[Dataset excerpts]
* * * *
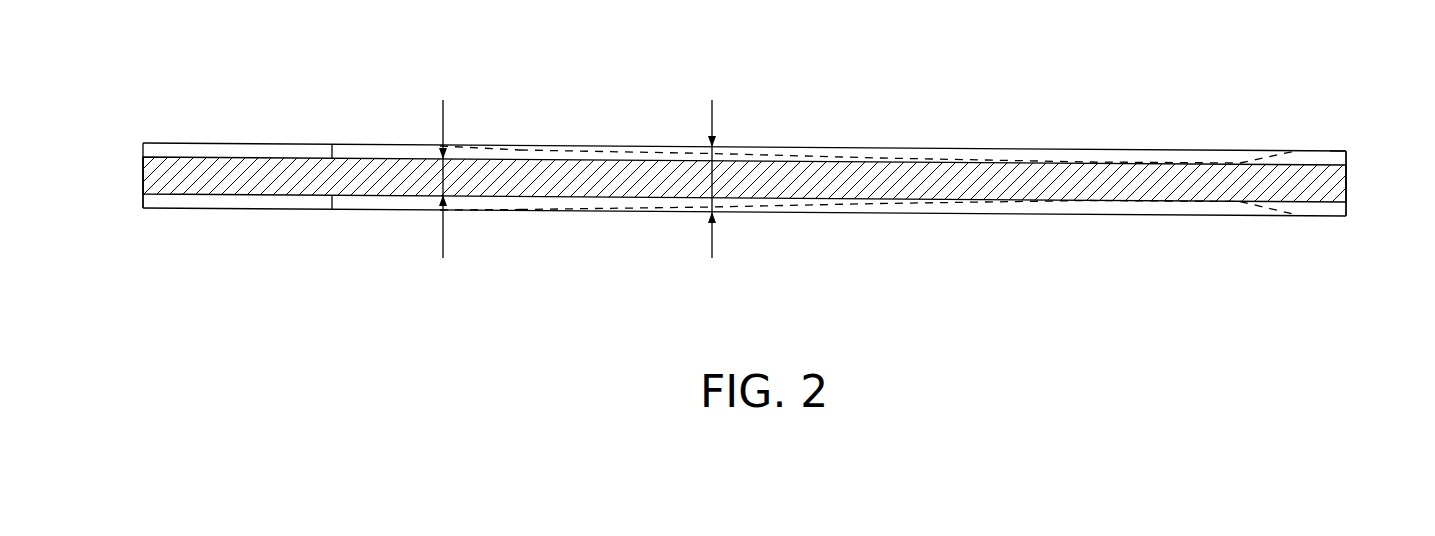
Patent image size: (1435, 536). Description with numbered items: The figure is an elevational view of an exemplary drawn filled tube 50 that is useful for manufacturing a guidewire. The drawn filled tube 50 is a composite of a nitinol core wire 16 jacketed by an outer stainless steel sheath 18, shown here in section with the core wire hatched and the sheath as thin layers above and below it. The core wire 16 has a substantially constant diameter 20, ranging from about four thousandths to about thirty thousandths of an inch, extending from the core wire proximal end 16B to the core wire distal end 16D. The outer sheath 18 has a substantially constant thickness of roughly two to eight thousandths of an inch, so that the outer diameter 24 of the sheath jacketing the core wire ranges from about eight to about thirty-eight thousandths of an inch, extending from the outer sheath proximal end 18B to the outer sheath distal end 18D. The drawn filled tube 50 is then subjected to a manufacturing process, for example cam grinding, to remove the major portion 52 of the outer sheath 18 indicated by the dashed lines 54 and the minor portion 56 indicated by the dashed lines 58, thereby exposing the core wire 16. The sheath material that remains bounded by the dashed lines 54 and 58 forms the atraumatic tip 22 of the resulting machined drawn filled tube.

The drawn filled tube 50 is at (963, 78).
The core wire 16 is at (614, 168).
The outer sheath 18 is at (375, 155).
The atraumatic tip 22 is at (1310, 207).
The core wire proximal end 16B is at (143, 173).
The outer sheath proximal end 18B is at (143, 201).
The core wire distal end 16D is at (1346, 186).
The outer sheath distal end 18D is at (1346, 157).
The diameter 20 is at (460, 177).
The outer diameter 24 is at (729, 181).
The major portion 52 is at (1128, 155).
The dashed lines 54 is at (793, 155).
The minor portion 56 is at (1341, 215).
The dashed lines 58 is at (1343, 147).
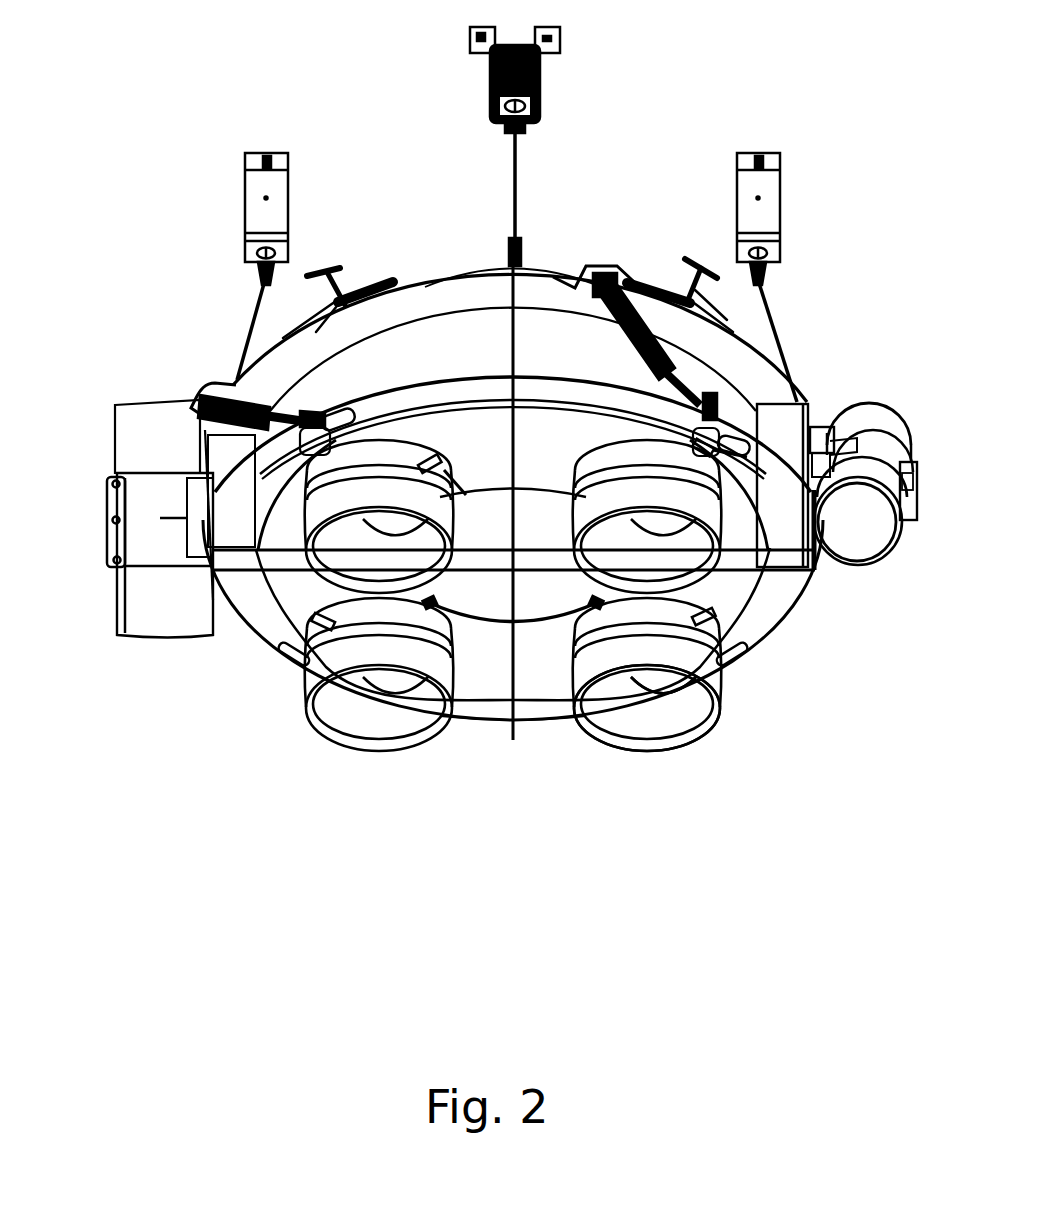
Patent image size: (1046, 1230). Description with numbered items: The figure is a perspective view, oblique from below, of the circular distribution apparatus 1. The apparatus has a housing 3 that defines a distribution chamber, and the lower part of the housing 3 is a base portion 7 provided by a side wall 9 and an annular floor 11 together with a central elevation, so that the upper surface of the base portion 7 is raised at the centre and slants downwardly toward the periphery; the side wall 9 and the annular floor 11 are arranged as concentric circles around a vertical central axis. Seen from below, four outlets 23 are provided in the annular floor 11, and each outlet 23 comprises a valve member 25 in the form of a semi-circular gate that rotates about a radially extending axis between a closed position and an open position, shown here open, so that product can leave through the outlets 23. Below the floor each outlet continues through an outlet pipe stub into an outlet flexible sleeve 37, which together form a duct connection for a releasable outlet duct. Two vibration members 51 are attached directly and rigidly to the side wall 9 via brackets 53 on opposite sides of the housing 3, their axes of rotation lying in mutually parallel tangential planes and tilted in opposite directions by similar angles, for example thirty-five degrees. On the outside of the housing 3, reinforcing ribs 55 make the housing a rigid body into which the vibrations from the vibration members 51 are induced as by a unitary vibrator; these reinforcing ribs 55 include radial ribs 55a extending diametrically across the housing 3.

The circular distribution apparatus 1 is at (897, 257).
The housing 3 is at (712, 384).
The base portion 7 is at (741, 605).
The side wall 9 is at (737, 405).
The annular floor 11 is at (748, 586).
The outlets 23 is at (342, 752).
The valve member 25 is at (657, 692).
The outlet flexible sleeve 37 is at (717, 720).
The vibration members 51 is at (898, 543).
The brackets 53 is at (820, 427).
The reinforcing ribs 55 is at (552, 296).
The radial ribs 55a is at (272, 562).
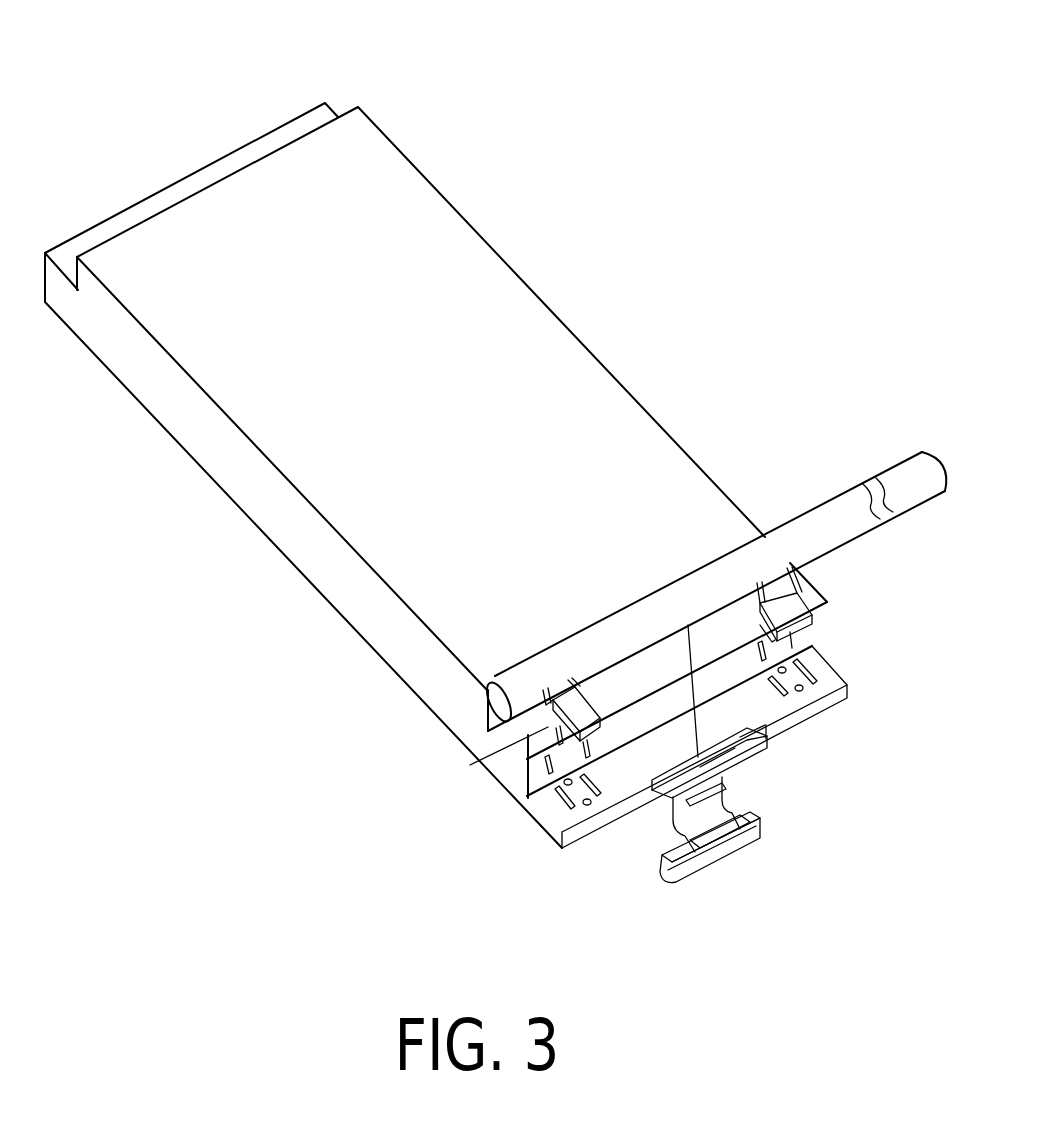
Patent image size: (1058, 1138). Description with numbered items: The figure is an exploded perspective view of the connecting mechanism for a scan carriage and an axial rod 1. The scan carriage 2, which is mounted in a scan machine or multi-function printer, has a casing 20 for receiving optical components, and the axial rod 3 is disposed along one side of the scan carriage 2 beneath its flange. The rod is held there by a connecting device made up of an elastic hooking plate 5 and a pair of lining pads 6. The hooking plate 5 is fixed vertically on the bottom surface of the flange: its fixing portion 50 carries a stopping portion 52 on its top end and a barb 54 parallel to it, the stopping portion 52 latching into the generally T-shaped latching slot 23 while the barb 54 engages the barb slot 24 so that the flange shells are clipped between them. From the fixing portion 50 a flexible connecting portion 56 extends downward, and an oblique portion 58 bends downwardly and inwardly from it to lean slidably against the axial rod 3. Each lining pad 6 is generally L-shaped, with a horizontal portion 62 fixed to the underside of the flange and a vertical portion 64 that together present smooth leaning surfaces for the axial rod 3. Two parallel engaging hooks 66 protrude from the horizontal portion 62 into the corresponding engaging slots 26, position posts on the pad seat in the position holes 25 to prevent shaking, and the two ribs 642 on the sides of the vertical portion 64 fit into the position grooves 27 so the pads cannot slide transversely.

The connecting mechanism for a scan carriage and an axial rod 1 is at (661, 43).
The scan carriage 2 is at (608, 340).
The casing 20 is at (300, 538).
The axial rod 3 is at (897, 470).
The elastic hooking plate 5 is at (708, 890).
The fixing portion 50 is at (850, 888).
The stopping portion 52 is at (700, 871).
The barb 54 is at (732, 861).
The flexible connecting portion 56 is at (750, 843).
The oblique portion 58 is at (718, 801).
The lining pad 6 is at (815, 599).
The horizontal portion 62 is at (551, 735).
The vertical portion 64 is at (540, 745).
The rib 642 is at (548, 712).
The engaging hook 66 is at (525, 768).
The latching slot 23 is at (770, 741).
The barb slot 24 is at (738, 771).
The position hole 25 is at (786, 672).
The engaging slot 26 is at (808, 668).
The position groove 27 is at (768, 650).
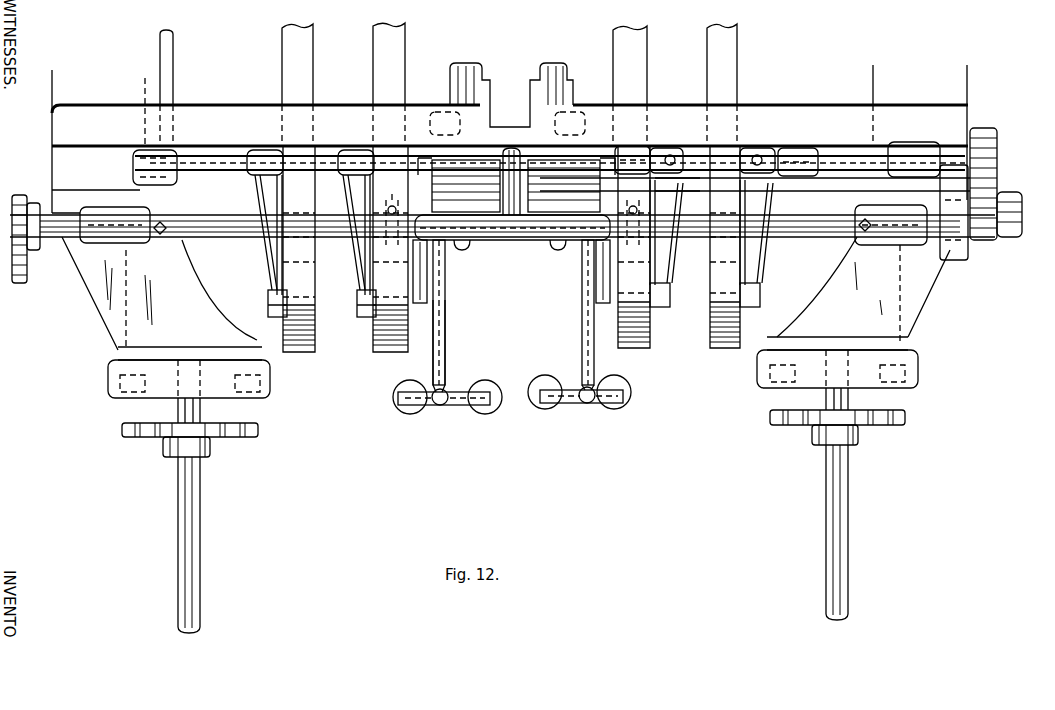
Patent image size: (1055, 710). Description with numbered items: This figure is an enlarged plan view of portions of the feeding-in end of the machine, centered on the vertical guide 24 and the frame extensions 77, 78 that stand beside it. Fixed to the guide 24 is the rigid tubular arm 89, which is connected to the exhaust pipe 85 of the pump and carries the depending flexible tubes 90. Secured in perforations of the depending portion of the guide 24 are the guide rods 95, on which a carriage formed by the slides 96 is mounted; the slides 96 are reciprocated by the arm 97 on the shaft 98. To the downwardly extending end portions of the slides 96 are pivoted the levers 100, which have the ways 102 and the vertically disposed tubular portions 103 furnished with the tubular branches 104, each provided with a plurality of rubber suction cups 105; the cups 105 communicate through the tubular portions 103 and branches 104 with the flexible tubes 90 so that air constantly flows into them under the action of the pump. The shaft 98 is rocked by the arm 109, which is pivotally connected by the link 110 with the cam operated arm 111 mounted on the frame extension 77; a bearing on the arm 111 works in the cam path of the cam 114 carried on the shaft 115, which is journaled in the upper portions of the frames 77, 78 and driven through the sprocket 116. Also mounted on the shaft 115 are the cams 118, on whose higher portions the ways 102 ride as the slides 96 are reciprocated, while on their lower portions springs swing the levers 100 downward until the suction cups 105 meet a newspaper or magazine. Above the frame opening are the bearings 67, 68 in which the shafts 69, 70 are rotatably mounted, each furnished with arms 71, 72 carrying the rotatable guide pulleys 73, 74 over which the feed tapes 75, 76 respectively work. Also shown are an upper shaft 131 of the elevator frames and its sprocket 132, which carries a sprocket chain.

The vertical guide 24 is at (510, 139).
The exhaust pipe 85 is at (177, 57).
The feed tapes 76 is at (378, 37).
The feed tapes 75 is at (720, 37).
The guide rods 95 is at (553, 62).
The shaft 70 is at (222, 176).
The bearings 68 is at (132, 163).
The guide pulleys 74 is at (372, 333).
The guide pulleys 73 is at (710, 328).
The arms 72 is at (358, 250).
The arms 71 is at (762, 238).
The cams 118 is at (633, 243).
The bearings 67 is at (616, 158).
The shaft 69 is at (785, 147).
The shaft 98 is at (712, 193).
The arm 109 is at (953, 172).
The sprocket 116 is at (31, 250).
The shaft 115 is at (837, 228).
The cam 114 is at (1000, 153).
The link 110 is at (985, 240).
The cam operated arm 111 is at (948, 272).
The frame extension 78 is at (196, 290).
The frame extension 77 is at (830, 286).
The sprocket 132 is at (882, 425).
The upper shaft 131 is at (849, 485).
The tubular arm 89 is at (510, 245).
The arm 97 is at (489, 150).
The slides 96 is at (557, 263).
The ways 102 is at (603, 305).
The levers 100 is at (582, 282).
The flexible tubes 90 is at (585, 325).
The tubular portions 103 is at (585, 404).
The tubular branches 104 is at (568, 404).
The suction cups 105 is at (544, 383).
* * * *
**Instructions to follow:** Turn the lines starting at the one containing "Patent image size: (1046, 1230)." and ending at the one containing "The outlets 23 is at (342, 752)." into a numbered list, leaving out any blank lines.

**Response:**
1. Patent image size: (1046, 1230). Description with numbered items: The figure is a perspective view, oblique from below, of the circular distribution apparatus 1. The apparatus has a housing 3 that defines a distribution chamber, and the lower part of the housing 3 is a base portion 7 provided by a side wall 9 and an annular floor 11 together with a central elevation, so that the upper surface of the base portion 7 is raised at the centre and slants downwardly toward the periphery; the side wall 9 and the annular floor 11 are arranged as concentric circles around a vertical central axis. Seen from below, four outlets 23 are provided in the annular floor 11, and each outlet 23 comprises a valve member 25 in the form of a semi-circular gate that rotates about a radially extending axis between a closed position and an open position, shown here open, so that product can leave through the outlets 23. Below the floor each outlet continues through an outlet pipe stub into an outlet flexible sleeve 37, which together form a duct connection for a releasable outlet duct. Two vibration members 51 are attached directly and rigidly to the side wall 9 via brackets 53 on opposite sides of the housing 3, their axes of rotation lying in mutually parallel tangential planes and tilted in opposite directions by similar angles, for example thirty-five degrees. On the outside of the housing 3, reinforcing ribs 55 make the housing a rigid body into which the vibrations from the vibration members 51 are induced as by a unitary vibrator; these reinforcing ribs 55 include radial ribs 55a extending diametrically across the housing 3.
2. The circular distribution apparatus 1 is at (897, 257).
3. The housing 3 is at (712, 384).
4. The base portion 7 is at (741, 605).
5. The side wall 9 is at (737, 405).
6. The annular floor 11 is at (748, 586).
7. The outlets 23 is at (342, 752).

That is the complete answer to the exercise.